**Prompt:** Transcribe all the records with complete accuracy.

Data items
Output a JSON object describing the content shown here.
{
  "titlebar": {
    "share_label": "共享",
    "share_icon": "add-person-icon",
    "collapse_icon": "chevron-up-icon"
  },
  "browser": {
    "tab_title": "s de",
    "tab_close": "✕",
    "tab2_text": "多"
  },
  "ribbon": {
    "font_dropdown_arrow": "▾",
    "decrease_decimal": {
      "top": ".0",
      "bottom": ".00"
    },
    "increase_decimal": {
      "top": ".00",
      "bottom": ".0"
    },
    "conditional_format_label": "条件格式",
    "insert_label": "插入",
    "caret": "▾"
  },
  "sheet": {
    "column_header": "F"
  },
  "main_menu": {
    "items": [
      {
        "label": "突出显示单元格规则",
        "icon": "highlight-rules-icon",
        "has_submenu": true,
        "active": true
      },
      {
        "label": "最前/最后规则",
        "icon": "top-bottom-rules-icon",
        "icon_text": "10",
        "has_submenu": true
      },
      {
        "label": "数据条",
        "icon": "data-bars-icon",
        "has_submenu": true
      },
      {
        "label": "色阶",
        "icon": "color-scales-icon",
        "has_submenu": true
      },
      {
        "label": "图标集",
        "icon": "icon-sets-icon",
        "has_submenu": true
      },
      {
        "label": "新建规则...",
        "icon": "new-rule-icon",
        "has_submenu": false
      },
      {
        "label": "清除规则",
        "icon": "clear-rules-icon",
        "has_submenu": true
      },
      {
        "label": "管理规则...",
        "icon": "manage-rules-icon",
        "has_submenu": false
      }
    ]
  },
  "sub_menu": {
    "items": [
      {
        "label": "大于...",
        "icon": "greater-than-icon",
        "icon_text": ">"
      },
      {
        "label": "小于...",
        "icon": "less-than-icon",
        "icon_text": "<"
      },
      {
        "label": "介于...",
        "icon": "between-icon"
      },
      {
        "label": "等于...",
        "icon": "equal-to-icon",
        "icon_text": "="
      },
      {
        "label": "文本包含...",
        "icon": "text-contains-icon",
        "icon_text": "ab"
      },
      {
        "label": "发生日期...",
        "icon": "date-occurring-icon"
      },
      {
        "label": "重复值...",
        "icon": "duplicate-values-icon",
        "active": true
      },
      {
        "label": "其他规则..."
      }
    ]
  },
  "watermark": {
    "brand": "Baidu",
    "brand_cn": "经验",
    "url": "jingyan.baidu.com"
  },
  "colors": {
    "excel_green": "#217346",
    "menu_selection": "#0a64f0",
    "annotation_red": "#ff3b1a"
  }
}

**Result:**
Output a JSON object describing the content shown here.
{
  "titlebar": {
    "share_label": "共享",
    "share_icon": "add-person-icon",
    "collapse_icon": "chevron-up-icon"
  },
  "browser": {
    "tab_title": "s de",
    "tab_close": "✕",
    "tab2_text": "多"
  },
  "ribbon": {
    "font_dropdown_arrow": "▾",
    "decrease_decimal": {
      "top": ".0",
      "bottom": ".00"
    },
    "increase_decimal": {
      "top": ".00",
      "bottom": ".0"
    },
    "conditional_format_label": "条件格式",
    "insert_label": "插入",
    "caret": "▾"
  },
  "sheet": {
    "column_header": "F"
  },
  "main_menu": {
    "items": [
      {
        "label": "突出显示单元格规则",
        "icon": "highlight-rules-icon",
        "has_submenu": true,
        "active": true
      },
      {
        "label": "最前/最后规则",
        "icon": "top-bottom-rules-icon",
        "icon_text": "10",
        "has_submenu": true
      },
      {
        "label": "数据条",
        "icon": "data-bars-icon",
        "has_submenu": true
      },
      {
        "label": "色阶",
        "icon": "color-scales-icon",
        "has_submenu": true
      },
      {
        "label": "图标集",
        "icon": "icon-sets-icon",
        "has_submenu": true
      },
      {
        "label": "新建规则...",
        "icon": "new-rule-icon",
        "has_submenu": false
      },
      {
        "label": "清除规则",
        "icon": "clear-rules-icon",
        "has_submenu": true
      },
      {
        "label": "管理规则...",
        "icon": "manage-rules-icon",
        "has_submenu": false
      }
    ]
  },
  "sub_menu": {
    "items": [
      {
        "label": "大于...",
        "icon": "greater-than-icon",
        "icon_text": ">"
      },
      {
        "label": "小于...",
        "icon": "less-than-icon",
        "icon_text": "<"
      },
      {
        "label": "介于...",
        "icon": "between-icon"
      },
      {
        "label": "等于...",
        "icon": "equal-to-icon",
        "icon_text": "="
      },
      {
        "label": "文本包含...",
        "icon": "text-contains-icon",
        "icon_text": "ab"
      },
      {
        "label": "发生日期...",
        "icon": "date-occurring-icon"
      },
      {
        "label": "重复值...",
        "icon": "duplicate-values-icon",
        "active": true
      },
      {
        "label": "其他规则..."
      }
    ]
  },
  "watermark": {
    "brand": "Baidu",
    "brand_cn": "经验",
    "url": "jingyan.baidu.com"
  },
  "colors": {
    "excel_green": "#217346",
    "menu_selection": "#0a64f0",
    "annotation_red": "#ff3b1a"
  }
}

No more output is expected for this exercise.